> **Your instructions**: Give the number of lines containing the word "已知函数" and nothing more.

> **Provided entries**:
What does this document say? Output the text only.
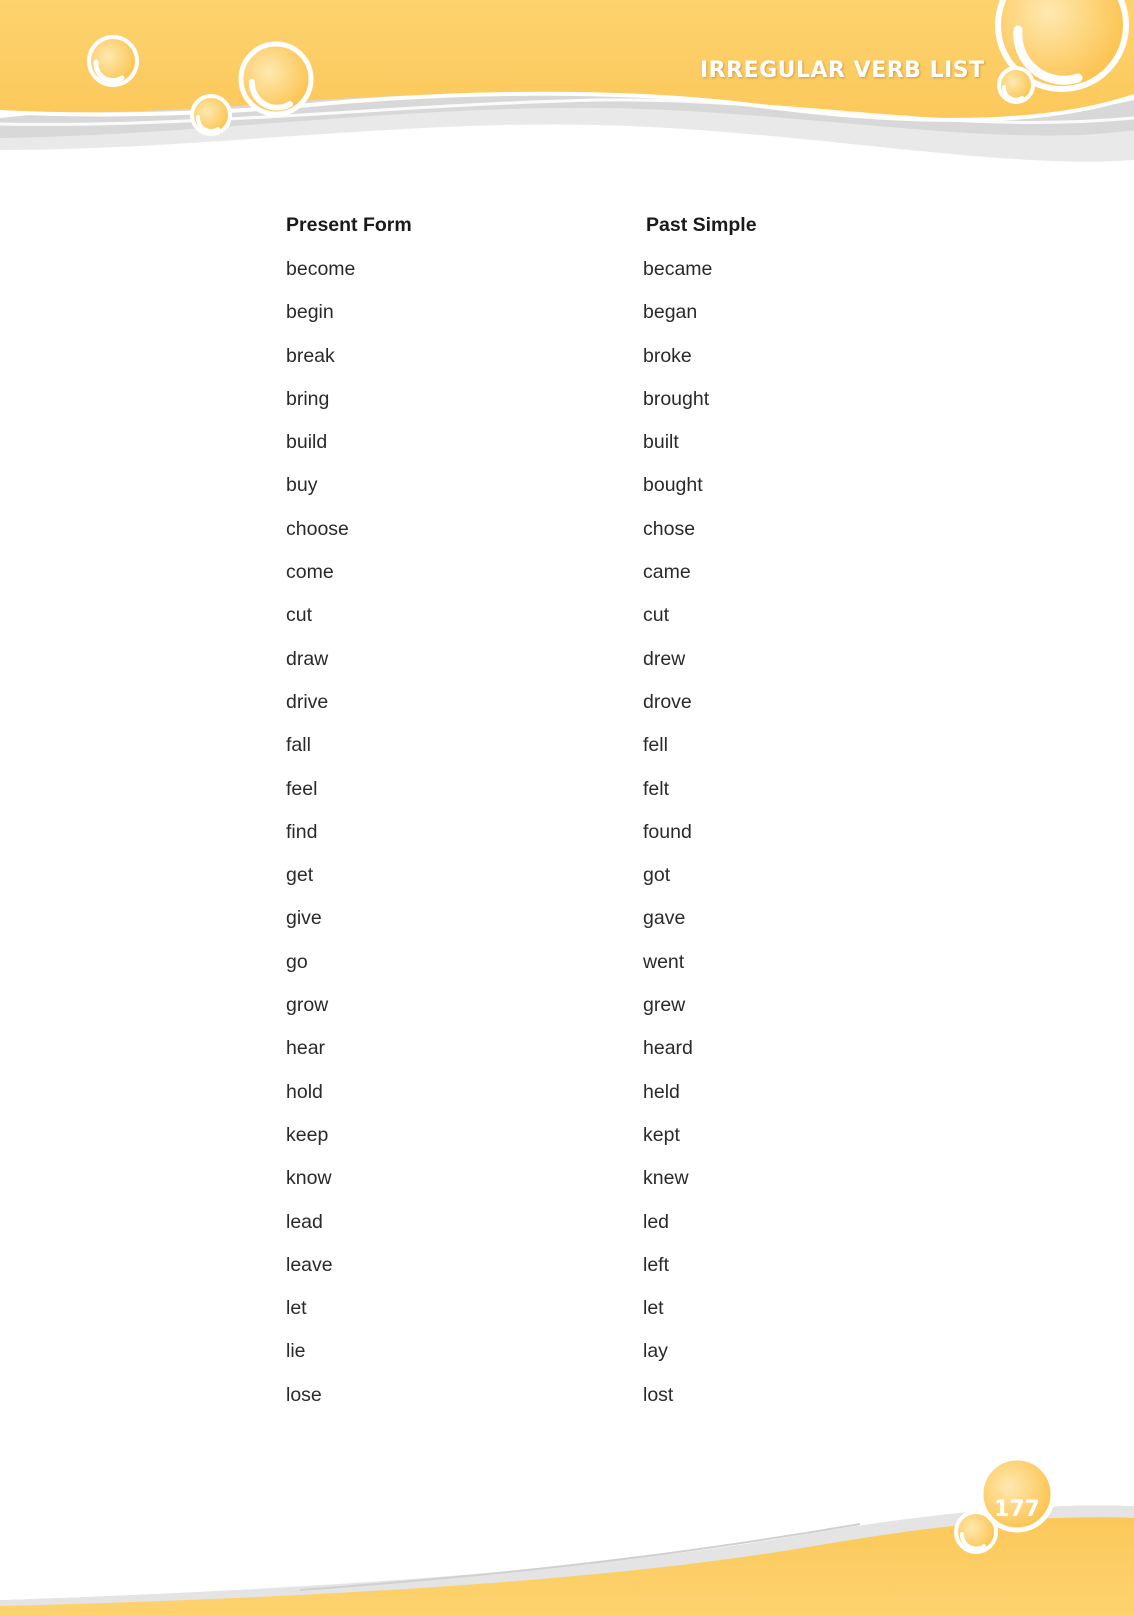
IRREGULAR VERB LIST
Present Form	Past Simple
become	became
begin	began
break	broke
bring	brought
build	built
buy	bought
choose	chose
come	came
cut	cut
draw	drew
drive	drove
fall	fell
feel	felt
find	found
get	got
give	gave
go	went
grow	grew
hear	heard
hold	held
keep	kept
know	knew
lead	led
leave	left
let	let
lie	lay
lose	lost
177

...

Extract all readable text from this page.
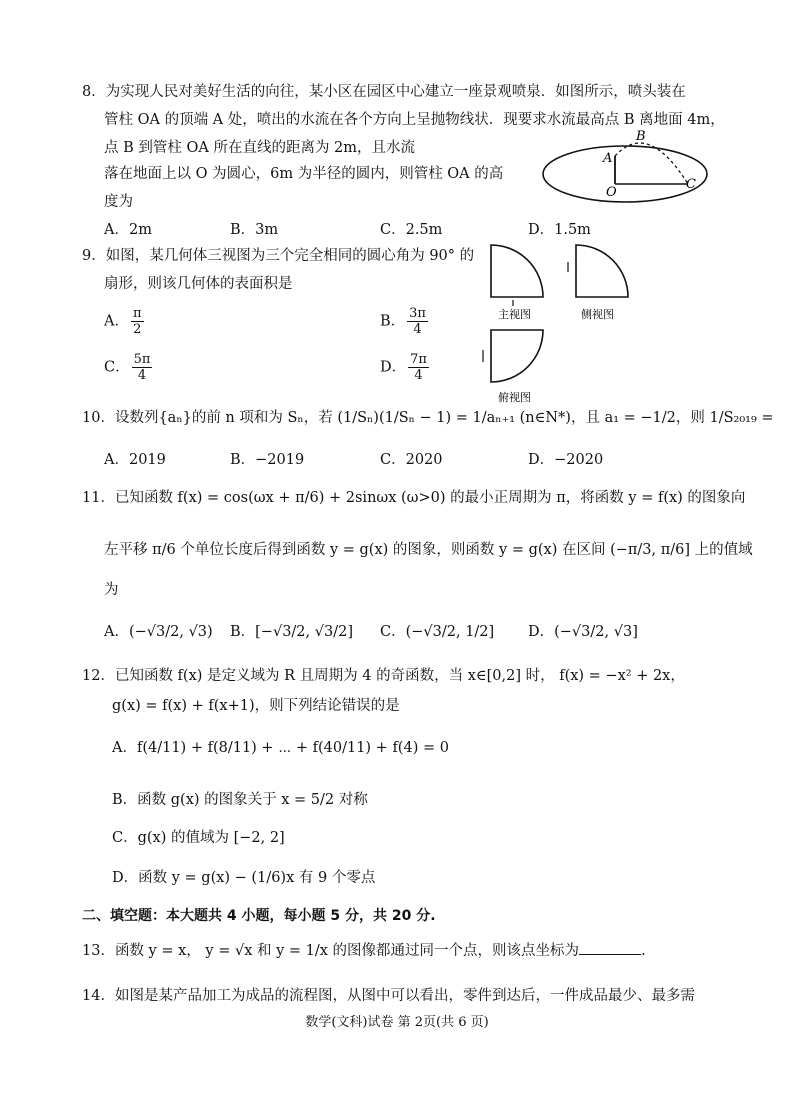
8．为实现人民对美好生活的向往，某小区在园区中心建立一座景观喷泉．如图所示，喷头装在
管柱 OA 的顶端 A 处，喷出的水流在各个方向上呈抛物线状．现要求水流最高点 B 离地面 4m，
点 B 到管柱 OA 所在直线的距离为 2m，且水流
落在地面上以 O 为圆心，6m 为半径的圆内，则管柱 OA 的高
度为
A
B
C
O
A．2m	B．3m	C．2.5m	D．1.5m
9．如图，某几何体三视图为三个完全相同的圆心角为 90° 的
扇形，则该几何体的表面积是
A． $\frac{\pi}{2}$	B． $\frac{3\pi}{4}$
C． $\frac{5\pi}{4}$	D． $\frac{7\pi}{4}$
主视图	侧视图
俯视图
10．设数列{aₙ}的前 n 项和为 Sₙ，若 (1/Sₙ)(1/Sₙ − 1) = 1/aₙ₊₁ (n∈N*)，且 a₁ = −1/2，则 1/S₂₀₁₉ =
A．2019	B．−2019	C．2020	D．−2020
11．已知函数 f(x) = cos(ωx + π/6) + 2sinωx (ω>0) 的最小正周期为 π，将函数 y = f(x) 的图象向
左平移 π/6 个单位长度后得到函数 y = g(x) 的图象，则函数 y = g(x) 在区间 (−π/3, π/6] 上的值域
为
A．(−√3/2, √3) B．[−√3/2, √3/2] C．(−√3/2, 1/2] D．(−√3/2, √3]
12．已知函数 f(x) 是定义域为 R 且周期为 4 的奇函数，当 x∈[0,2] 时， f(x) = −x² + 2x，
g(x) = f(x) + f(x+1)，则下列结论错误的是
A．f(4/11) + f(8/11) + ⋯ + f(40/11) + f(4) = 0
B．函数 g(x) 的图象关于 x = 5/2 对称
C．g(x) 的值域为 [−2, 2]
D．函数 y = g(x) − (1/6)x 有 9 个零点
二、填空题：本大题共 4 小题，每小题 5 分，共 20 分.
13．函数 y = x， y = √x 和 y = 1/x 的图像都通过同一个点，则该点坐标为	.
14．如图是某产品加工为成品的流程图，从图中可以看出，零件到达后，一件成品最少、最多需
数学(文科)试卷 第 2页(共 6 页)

> **Reply**: 2